Your job is to retype all of the data word for word, leaving every image out.

* _Data for this exercise_
-- Start --

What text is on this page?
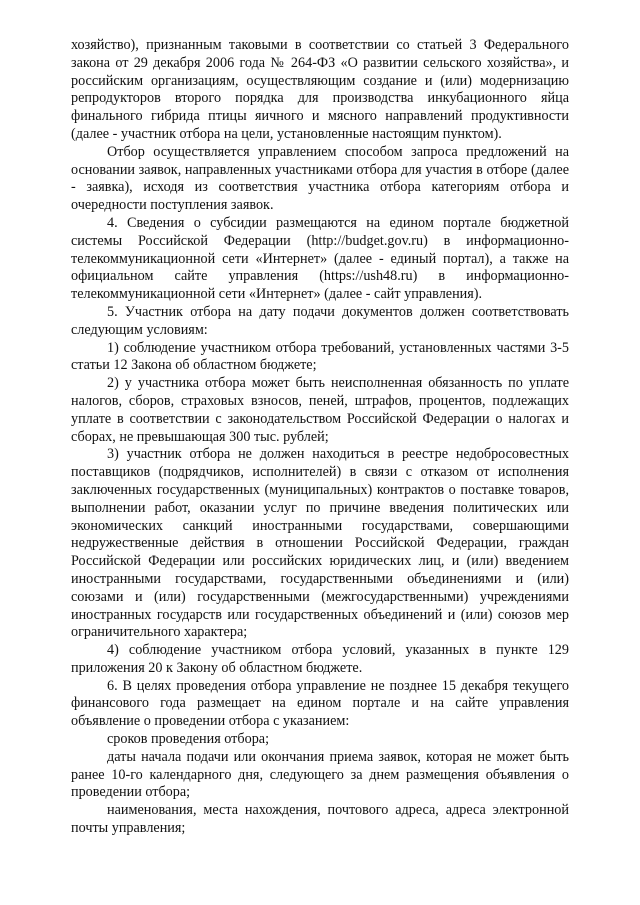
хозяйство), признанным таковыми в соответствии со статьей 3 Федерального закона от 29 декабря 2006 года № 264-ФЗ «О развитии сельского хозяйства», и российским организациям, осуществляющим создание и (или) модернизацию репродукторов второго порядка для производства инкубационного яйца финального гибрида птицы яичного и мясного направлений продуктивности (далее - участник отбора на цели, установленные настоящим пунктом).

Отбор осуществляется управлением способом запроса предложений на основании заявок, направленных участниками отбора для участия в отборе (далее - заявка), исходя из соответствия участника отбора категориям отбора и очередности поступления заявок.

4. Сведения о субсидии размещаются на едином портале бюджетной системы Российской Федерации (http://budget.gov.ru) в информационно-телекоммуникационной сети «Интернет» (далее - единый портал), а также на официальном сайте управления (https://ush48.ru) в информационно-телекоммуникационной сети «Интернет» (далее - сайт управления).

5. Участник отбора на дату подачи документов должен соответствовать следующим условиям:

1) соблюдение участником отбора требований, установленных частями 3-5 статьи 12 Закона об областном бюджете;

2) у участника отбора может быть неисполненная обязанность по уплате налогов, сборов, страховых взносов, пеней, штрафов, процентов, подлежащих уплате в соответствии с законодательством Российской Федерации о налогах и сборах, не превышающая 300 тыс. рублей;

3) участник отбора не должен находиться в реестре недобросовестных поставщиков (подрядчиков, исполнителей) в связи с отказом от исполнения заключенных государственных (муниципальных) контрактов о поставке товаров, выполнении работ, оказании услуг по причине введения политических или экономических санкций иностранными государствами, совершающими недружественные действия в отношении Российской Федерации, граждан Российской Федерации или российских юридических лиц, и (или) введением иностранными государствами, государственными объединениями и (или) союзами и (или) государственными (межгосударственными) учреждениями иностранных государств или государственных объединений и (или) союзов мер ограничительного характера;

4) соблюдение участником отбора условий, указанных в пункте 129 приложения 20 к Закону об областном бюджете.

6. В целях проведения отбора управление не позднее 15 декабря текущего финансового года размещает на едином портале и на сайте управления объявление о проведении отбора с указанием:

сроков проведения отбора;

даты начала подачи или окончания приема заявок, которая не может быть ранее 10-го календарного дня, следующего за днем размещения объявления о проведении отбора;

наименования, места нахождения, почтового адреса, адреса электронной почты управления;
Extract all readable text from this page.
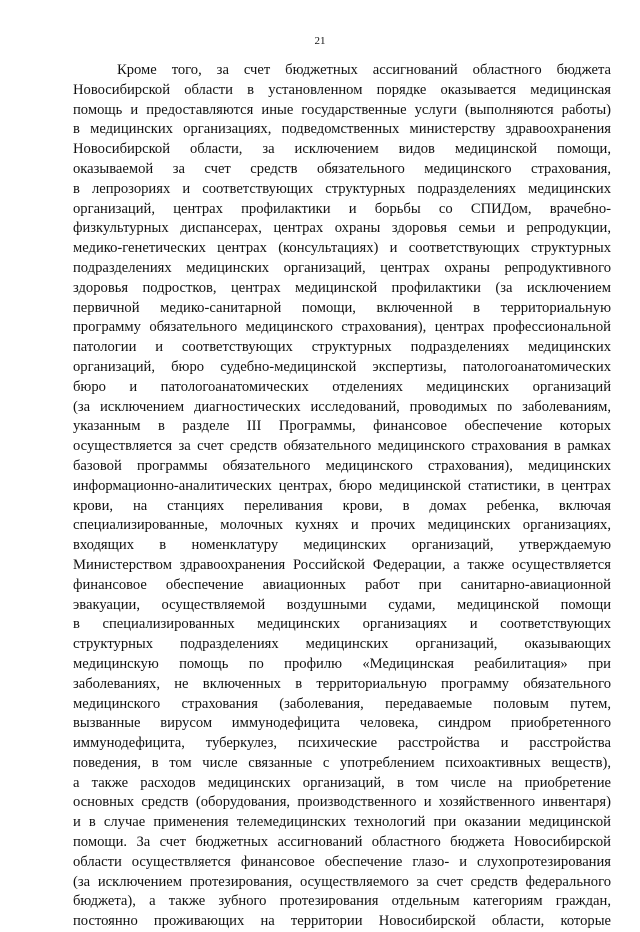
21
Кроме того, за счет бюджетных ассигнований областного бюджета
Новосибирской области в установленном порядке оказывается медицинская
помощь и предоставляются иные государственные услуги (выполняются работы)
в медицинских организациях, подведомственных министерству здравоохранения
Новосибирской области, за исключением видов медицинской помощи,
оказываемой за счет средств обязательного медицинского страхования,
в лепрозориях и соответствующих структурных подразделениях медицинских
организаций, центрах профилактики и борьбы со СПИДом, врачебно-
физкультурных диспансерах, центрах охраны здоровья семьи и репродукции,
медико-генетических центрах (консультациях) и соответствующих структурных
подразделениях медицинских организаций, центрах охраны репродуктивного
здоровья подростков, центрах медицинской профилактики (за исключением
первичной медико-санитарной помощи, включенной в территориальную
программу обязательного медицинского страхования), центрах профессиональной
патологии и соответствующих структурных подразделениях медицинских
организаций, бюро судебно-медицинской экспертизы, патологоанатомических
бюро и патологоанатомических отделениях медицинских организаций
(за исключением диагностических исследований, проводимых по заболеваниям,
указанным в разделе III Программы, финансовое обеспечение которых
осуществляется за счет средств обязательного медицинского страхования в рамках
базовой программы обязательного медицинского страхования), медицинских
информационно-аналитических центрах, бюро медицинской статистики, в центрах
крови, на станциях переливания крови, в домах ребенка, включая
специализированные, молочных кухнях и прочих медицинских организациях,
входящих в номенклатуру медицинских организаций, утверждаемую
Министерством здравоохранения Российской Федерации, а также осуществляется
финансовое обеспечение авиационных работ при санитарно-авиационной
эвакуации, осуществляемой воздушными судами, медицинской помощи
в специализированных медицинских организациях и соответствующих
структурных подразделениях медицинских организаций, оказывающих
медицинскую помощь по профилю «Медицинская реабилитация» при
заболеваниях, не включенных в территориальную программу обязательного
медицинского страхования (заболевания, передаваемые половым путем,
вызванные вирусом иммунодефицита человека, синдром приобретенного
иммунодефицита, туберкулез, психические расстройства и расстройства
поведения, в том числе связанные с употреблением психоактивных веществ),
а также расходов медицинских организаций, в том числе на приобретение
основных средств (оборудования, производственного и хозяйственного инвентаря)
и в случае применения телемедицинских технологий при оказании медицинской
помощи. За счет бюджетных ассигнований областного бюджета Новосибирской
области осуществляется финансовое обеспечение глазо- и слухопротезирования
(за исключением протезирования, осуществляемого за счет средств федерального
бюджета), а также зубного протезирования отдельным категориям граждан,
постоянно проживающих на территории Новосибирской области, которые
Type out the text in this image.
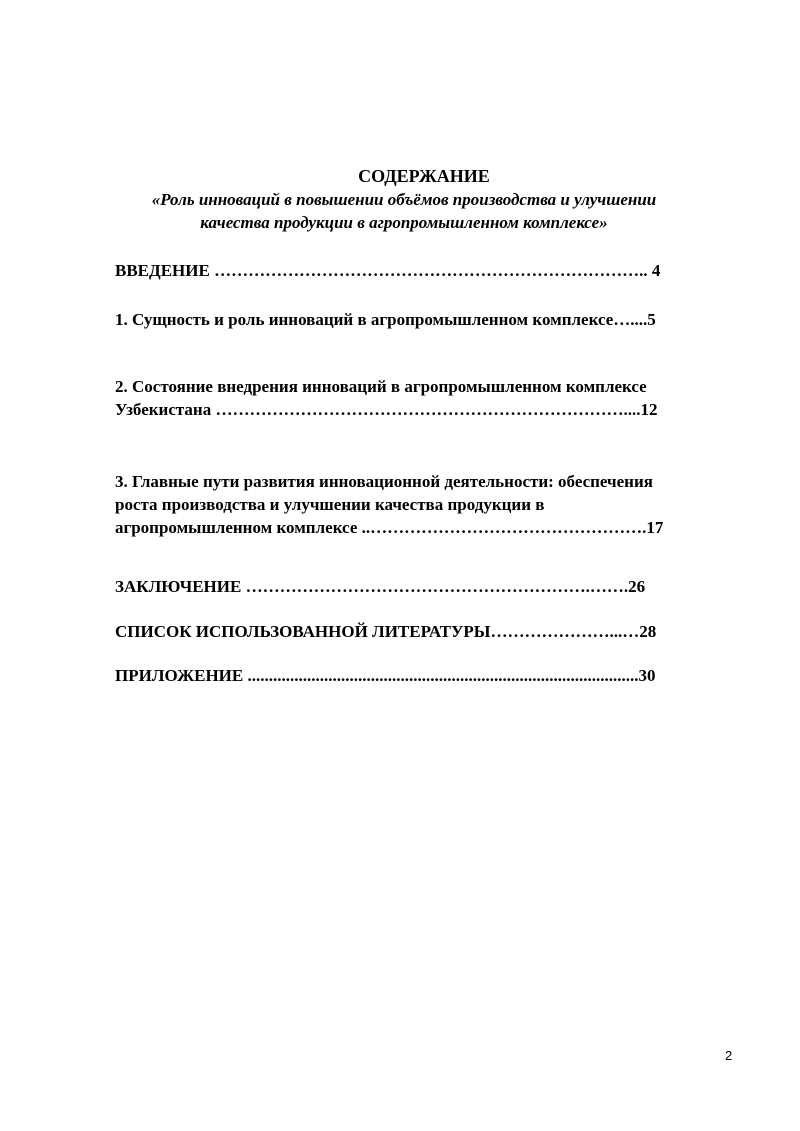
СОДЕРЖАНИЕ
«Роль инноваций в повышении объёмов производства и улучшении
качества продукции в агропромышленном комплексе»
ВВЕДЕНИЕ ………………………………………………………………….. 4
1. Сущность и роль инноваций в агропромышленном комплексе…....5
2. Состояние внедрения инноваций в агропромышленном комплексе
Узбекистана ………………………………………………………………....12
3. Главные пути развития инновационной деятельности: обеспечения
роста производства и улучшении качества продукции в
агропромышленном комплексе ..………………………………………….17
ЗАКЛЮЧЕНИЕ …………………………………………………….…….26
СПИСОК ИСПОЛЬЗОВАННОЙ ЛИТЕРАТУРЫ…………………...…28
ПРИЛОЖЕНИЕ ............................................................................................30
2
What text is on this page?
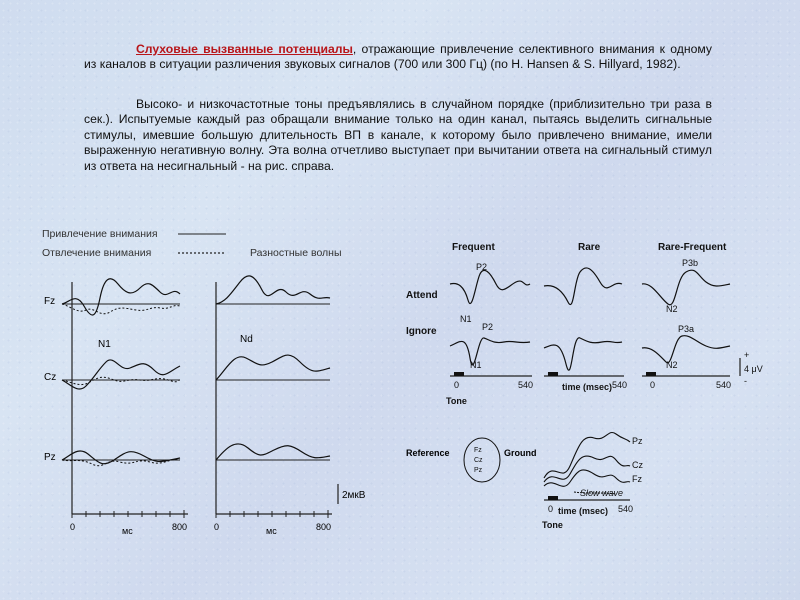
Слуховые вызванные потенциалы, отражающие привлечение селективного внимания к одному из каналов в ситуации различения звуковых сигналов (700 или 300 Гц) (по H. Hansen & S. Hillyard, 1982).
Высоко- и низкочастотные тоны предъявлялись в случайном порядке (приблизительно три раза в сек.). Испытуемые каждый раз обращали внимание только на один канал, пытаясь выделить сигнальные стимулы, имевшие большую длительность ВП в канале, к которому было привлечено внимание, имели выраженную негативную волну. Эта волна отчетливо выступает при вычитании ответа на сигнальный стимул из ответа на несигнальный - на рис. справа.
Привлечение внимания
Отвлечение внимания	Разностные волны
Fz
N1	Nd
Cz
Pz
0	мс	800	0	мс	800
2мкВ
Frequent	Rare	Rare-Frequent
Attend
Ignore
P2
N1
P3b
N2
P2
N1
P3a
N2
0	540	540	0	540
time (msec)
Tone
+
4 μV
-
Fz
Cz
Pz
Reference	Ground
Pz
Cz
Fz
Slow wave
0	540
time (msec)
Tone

-- End --

* _Task solution_
What text is on this page?
хозяйство), признанным таковыми в соответствии со статьей 3 Федерального закона от 29 декабря 2006 года № 264-ФЗ «О развитии сельского хозяйства», и российским организациям, осуществляющим создание и (или) модернизацию репродукторов второго порядка для производства инкубационного яйца финального гибрида птицы яичного и мясного направлений продуктивности (далее - участник отбора на цели, установленные настоящим пунктом).

Отбор осуществляется управлением способом запроса предложений на основании заявок, направленных участниками отбора для участия в отборе (далее - заявка), исходя из соответствия участника отбора категориям отбора и очередности поступления заявок.

4. Сведения о субсидии размещаются на едином портале бюджетной системы Российской Федерации (http://budget.gov.ru) в информационно-телекоммуникационной сети «Интернет» (далее - единый портал), а также на официальном сайте управления (https://ush48.ru) в информационно-телекоммуникационной сети «Интернет» (далее - сайт управления).

5. Участник отбора на дату подачи документов должен соответствовать следующим условиям:

1) соблюдение участником отбора требований, установленных частями 3-5 статьи 12 Закона об областном бюджете;

2) у участника отбора может быть неисполненная обязанность по уплате налогов, сборов, страховых взносов, пеней, штрафов, процентов, подлежащих уплате в соответствии с законодательством Российской Федерации о налогах и сборах, не превышающая 300 тыс. рублей;

3) участник отбора не должен находиться в реестре недобросовестных поставщиков (подрядчиков, исполнителей) в связи с отказом от исполнения заключенных государственных (муниципальных) контрактов о поставке товаров, выполнении работ, оказании услуг по причине введения политических или экономических санкций иностранными государствами, совершающими недружественные действия в отношении Российской Федерации, граждан Российской Федерации или российских юридических лиц, и (или) введением иностранными государствами, государственными объединениями и (или) союзами и (или) государственными (межгосударственными) учреждениями иностранных государств или государственных объединений и (или) союзов мер ограничительного характера;

4) соблюдение участником отбора условий, указанных в пункте 129 приложения 20 к Закону об областном бюджете.

6. В целях проведения отбора управление не позднее 15 декабря текущего финансового года размещает на едином портале и на сайте управления объявление о проведении отбора с указанием:

сроков проведения отбора;

даты начала подачи или окончания приема заявок, которая не может быть ранее 10-го календарного дня, следующего за днем размещения объявления о проведении отбора;

наименования, места нахождения, почтового адреса, адреса электронной почты управления;
Extract all readable text from this page.
21
Кроме того, за счет бюджетных ассигнований областного бюджета
Новосибирской области в установленном порядке оказывается медицинская
помощь и предоставляются иные государственные услуги (выполняются работы)
в медицинских организациях, подведомственных министерству здравоохранения
Новосибирской области, за исключением видов медицинской помощи,
оказываемой за счет средств обязательного медицинского страхования,
в лепрозориях и соответствующих структурных подразделениях медицинских
организаций, центрах профилактики и борьбы со СПИДом, врачебно-
физкультурных диспансерах, центрах охраны здоровья семьи и репродукции,
медико-генетических центрах (консультациях) и соответствующих структурных
подразделениях медицинских организаций, центрах охраны репродуктивного
здоровья подростков, центрах медицинской профилактики (за исключением
первичной медико-санитарной помощи, включенной в территориальную
программу обязательного медицинского страхования), центрах профессиональной
патологии и соответствующих структурных подразделениях медицинских
организаций, бюро судебно-медицинской экспертизы, патологоанатомических
бюро и патологоанатомических отделениях медицинских организаций
(за исключением диагностических исследований, проводимых по заболеваниям,
указанным в разделе III Программы, финансовое обеспечение которых
осуществляется за счет средств обязательного медицинского страхования в рамках
базовой программы обязательного медицинского страхования), медицинских
информационно-аналитических центрах, бюро медицинской статистики, в центрах
крови, на станциях переливания крови, в домах ребенка, включая
специализированные, молочных кухнях и прочих медицинских организациях,
входящих в номенклатуру медицинских организаций, утверждаемую
Министерством здравоохранения Российской Федерации, а также осуществляется
финансовое обеспечение авиационных работ при санитарно-авиационной
эвакуации, осуществляемой воздушными судами, медицинской помощи
в специализированных медицинских организациях и соответствующих
структурных подразделениях медицинских организаций, оказывающих
медицинскую помощь по профилю «Медицинская реабилитация» при
заболеваниях, не включенных в территориальную программу обязательного
медицинского страхования (заболевания, передаваемые половым путем,
вызванные вирусом иммунодефицита человека, синдром приобретенного
иммунодефицита, туберкулез, психические расстройства и расстройства
поведения, в том числе связанные с употреблением психоактивных веществ),
а также расходов медицинских организаций, в том числе на приобретение
основных средств (оборудования, производственного и хозяйственного инвентаря)
и в случае применения телемедицинских технологий при оказании медицинской
помощи. За счет бюджетных ассигнований областного бюджета Новосибирской
области осуществляется финансовое обеспечение глазо- и слухопротезирования
(за исключением протезирования, осуществляемого за счет средств федерального
бюджета), а также зубного протезирования отдельным категориям граждан,
постоянно проживающих на территории Новосибирской области, которые
Type out the text in this image.
СОДЕРЖАНИЕ
«Роль инноваций в повышении объёмов производства и улучшении
качества продукции в агропромышленном комплексе»
ВВЕДЕНИЕ ………………………………………………………………….. 4
1. Сущность и роль инноваций в агропромышленном комплексе…....5
2. Состояние внедрения инноваций в агропромышленном комплексе
Узбекистана ………………………………………………………………....12
3. Главные пути развития инновационной деятельности: обеспечения
роста производства и улучшении качества продукции в
агропромышленном комплексе ..………………………………………….17
ЗАКЛЮЧЕНИЕ …………………………………………………….…….26
СПИСОК ИСПОЛЬЗОВАННОЙ ЛИТЕРАТУРЫ…………………...…28
ПРИЛОЖЕНИЕ ............................................................................................30
2
What text is on this page?
Слуховые вызванные потенциалы, отражающие привлечение селективного внимания к одному из каналов в ситуации различения звуковых сигналов (700 или 300 Гц) (по H. Hansen & S. Hillyard, 1982).
Высоко- и низкочастотные тоны предъявлялись в случайном порядке (приблизительно три раза в сек.). Испытуемые каждый раз обращали внимание только на один канал, пытаясь выделить сигнальные стимулы, имевшие большую длительность ВП в канале, к которому было привлечено внимание, имели выраженную негативную волну. Эта волна отчетливо выступает при вычитании ответа на сигнальный стимул из ответа на несигнальный - на рис. справа.
Привлечение внимания
Отвлечение внимания	Разностные волны
Fz
N1	Nd
Cz
Pz
0	мс	800	0	мс	800
2мкВ
Frequent	Rare	Rare-Frequent
Attend
Ignore
P2
N1
P3b
N2
P2
N1
P3a
N2
0	540	540	0	540
time (msec)
Tone
+
4 μV
-
Fz
Cz
Pz
Reference	Ground
Pz
Cz
Fz
Slow wave
0	540
time (msec)
Tone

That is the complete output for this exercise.